__Written request__: Reproduce all records exactly.

Records that describe figures:
········
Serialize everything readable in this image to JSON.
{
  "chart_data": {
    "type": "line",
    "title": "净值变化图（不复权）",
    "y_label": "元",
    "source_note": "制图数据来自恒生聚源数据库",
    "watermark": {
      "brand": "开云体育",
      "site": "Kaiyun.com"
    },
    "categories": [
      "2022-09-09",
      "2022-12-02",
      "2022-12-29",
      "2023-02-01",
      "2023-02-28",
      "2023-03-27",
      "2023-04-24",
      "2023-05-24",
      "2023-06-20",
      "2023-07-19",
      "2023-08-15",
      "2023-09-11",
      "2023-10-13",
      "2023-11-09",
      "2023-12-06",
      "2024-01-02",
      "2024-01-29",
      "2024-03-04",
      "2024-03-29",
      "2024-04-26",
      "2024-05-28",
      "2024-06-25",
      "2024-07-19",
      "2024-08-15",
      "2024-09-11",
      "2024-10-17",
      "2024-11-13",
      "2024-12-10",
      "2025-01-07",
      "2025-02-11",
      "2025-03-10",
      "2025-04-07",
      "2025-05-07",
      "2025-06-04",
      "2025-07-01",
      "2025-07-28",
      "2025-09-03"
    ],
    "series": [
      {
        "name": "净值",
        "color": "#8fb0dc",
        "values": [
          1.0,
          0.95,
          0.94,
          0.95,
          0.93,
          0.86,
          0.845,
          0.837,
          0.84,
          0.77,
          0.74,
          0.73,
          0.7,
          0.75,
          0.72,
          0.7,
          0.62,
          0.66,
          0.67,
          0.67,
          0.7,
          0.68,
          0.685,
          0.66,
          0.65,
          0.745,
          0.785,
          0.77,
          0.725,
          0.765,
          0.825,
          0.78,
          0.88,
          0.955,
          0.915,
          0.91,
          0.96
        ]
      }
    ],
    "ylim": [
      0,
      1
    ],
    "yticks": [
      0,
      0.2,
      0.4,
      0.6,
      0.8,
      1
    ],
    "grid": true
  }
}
········
__Exercise solution__:
Serialize everything readable in this image to JSON.
{
  "chart_data": {
    "type": "line",
    "title": "净值变化图（不复权）",
    "y_label": "元",
    "source_note": "制图数据来自恒生聚源数据库",
    "watermark": {
      "brand": "开云体育",
      "site": "Kaiyun.com"
    },
    "categories": [
      "2022-09-09",
      "2022-12-02",
      "2022-12-29",
      "2023-02-01",
      "2023-02-28",
      "2023-03-27",
      "2023-04-24",
      "2023-05-24",
      "2023-06-20",
      "2023-07-19",
      "2023-08-15",
      "2023-09-11",
      "2023-10-13",
      "2023-11-09",
      "2023-12-06",
      "2024-01-02",
      "2024-01-29",
      "2024-03-04",
      "2024-03-29",
      "2024-04-26",
      "2024-05-28",
      "2024-06-25",
      "2024-07-19",
      "2024-08-15",
      "2024-09-11",
      "2024-10-17",
      "2024-11-13",
      "2024-12-10",
      "2025-01-07",
      "2025-02-11",
      "2025-03-10",
      "2025-04-07",
      "2025-05-07",
      "2025-06-04",
      "2025-07-01",
      "2025-07-28",
      "2025-09-03"
    ],
    "series": [
      {
        "name": "净值",
        "color": "#8fb0dc",
        "values": [
          1.0,
          0.95,
          0.94,
          0.95,
          0.93,
          0.86,
          0.845,
          0.837,
          0.84,
          0.77,
          0.74,
          0.73,
          0.7,
          0.75,
          0.72,
          0.7,
          0.62,
          0.66,
          0.67,
          0.67,
          0.7,
          0.68,
          0.685,
          0.66,
          0.65,
          0.745,
          0.785,
          0.77,
          0.725,
          0.765,
          0.825,
          0.78,
          0.88,
          0.955,
          0.915,
          0.91,
          0.96
        ]
      }
    ],
    "ylim": [
      0,
      1
    ],
    "yticks": [
      0,
      0.2,
      0.4,
      0.6,
      0.8,
      1
    ],
    "grid": true
  }
}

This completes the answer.